_Records to use:_
»»

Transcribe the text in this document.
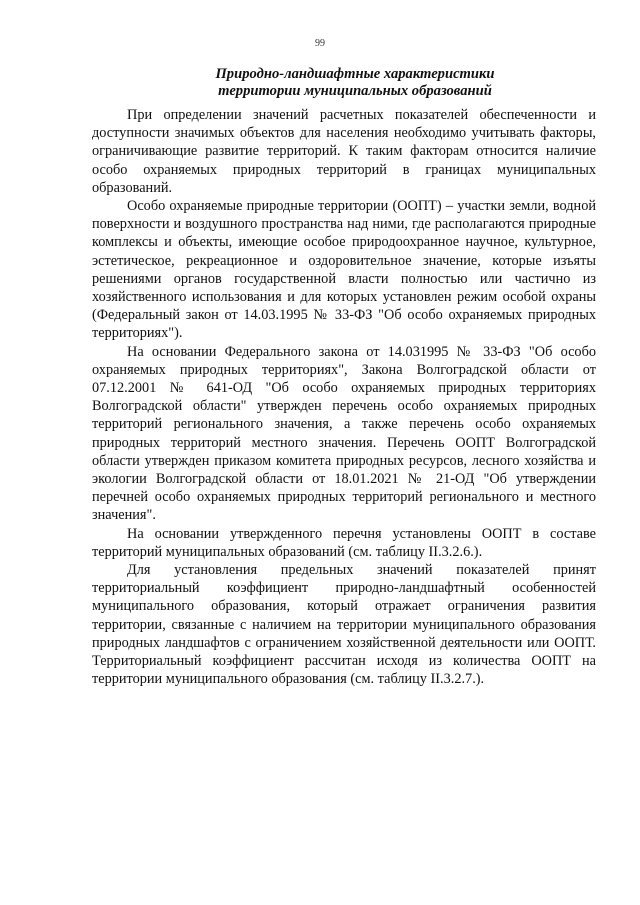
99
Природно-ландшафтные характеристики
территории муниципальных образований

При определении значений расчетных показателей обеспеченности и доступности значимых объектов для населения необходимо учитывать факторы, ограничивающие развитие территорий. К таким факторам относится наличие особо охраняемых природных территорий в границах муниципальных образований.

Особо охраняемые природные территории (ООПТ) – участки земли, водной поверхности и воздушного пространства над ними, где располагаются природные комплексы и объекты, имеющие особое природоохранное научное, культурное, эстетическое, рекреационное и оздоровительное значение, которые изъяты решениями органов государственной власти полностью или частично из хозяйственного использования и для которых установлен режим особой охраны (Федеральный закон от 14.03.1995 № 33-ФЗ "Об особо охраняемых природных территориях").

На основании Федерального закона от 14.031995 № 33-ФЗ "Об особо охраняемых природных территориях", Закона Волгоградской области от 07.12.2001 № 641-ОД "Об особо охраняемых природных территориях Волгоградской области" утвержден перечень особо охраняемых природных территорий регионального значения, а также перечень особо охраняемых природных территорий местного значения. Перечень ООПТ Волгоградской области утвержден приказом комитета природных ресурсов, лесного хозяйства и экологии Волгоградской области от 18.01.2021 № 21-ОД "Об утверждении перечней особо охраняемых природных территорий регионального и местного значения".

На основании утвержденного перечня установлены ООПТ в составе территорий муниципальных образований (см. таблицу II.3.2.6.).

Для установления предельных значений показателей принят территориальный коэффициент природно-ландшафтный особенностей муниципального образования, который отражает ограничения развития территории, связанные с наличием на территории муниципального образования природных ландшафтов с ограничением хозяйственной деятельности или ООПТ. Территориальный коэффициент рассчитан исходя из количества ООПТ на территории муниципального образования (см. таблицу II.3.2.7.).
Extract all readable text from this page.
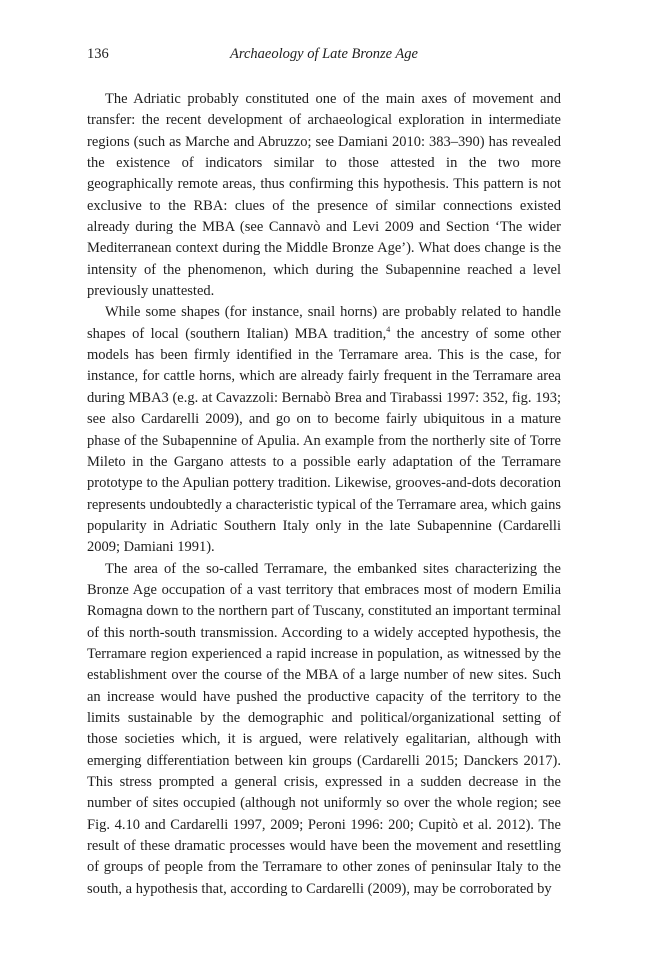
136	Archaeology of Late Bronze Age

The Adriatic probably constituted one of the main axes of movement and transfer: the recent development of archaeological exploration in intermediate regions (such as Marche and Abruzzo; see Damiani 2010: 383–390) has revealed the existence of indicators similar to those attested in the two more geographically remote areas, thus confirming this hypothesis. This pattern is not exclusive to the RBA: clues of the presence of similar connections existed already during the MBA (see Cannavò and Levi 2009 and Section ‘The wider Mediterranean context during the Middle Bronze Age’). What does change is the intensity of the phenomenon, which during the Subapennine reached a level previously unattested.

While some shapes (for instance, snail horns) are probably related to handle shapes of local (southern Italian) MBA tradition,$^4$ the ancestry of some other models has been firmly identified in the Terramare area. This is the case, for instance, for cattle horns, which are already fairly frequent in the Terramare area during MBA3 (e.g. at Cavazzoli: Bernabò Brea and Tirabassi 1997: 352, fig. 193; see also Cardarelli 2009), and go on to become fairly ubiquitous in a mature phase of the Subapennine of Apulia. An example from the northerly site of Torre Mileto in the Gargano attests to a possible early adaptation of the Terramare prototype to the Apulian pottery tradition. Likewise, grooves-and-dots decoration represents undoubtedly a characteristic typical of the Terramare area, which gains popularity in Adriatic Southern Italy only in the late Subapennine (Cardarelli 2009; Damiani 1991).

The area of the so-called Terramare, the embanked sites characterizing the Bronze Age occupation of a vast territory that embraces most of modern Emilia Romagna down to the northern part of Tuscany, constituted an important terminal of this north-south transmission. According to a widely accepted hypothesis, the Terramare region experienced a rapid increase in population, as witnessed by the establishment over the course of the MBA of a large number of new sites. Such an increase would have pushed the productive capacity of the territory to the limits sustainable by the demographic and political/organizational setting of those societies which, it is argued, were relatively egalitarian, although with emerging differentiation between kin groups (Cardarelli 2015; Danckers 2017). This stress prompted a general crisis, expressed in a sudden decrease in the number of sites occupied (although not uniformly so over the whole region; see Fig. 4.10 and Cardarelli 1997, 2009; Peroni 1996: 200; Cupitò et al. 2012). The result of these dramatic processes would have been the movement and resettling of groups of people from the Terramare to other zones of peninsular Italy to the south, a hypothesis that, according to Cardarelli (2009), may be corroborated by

««

From the data above, gather every line that includes the word "образований".

территории муниципальных образований
При определении значений расчетных показателей обеспеченности и доступности значимых объектов для населения необходимо учитывать факторы, ограничивающие развитие территорий. К таким факторам относится наличие особо охраняемых природных территорий в границах муниципальных образований.
На основании утвержденного перечня установлены ООПТ в составе территорий муниципальных образований (см. таблицу II.3.2.6.).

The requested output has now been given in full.